Copy all lines below containing "respuestas".

★ ★ ★ ★ ★

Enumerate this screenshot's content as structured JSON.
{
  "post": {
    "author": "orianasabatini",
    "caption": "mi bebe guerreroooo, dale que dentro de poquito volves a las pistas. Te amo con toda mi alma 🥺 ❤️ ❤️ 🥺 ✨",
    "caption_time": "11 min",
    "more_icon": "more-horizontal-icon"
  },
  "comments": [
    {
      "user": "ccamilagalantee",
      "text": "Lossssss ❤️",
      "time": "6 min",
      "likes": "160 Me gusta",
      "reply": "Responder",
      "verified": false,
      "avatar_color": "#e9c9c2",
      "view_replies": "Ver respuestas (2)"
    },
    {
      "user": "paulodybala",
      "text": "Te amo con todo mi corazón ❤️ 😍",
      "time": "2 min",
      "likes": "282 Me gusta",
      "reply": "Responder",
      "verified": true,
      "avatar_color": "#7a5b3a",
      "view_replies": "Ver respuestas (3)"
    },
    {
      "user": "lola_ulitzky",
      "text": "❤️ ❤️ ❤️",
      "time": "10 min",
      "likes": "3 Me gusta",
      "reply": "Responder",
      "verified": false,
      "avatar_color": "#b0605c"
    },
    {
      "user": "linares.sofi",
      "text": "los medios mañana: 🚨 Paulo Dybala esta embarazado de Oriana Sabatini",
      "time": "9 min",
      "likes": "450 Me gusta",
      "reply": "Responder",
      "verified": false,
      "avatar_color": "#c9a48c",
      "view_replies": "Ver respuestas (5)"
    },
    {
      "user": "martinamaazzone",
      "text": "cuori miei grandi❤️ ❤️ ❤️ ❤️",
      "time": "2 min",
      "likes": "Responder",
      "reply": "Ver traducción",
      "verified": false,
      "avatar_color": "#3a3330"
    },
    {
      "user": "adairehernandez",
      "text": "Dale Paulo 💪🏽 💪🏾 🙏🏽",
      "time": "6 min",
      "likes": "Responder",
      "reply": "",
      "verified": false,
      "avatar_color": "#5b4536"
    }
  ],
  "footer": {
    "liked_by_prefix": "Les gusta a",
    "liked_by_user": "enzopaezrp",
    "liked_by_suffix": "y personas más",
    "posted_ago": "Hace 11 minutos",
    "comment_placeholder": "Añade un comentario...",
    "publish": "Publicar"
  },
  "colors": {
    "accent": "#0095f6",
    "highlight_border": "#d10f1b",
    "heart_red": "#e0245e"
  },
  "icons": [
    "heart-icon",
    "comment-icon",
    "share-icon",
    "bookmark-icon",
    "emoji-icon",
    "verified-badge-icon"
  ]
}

★ ★ ★ ★ ★

_Reply to the exercise_
      "view_replies": "Ver respuestas (2)"
      "view_replies": "Ver respuestas (3)"
      "view_replies": "Ver respuestas (5)"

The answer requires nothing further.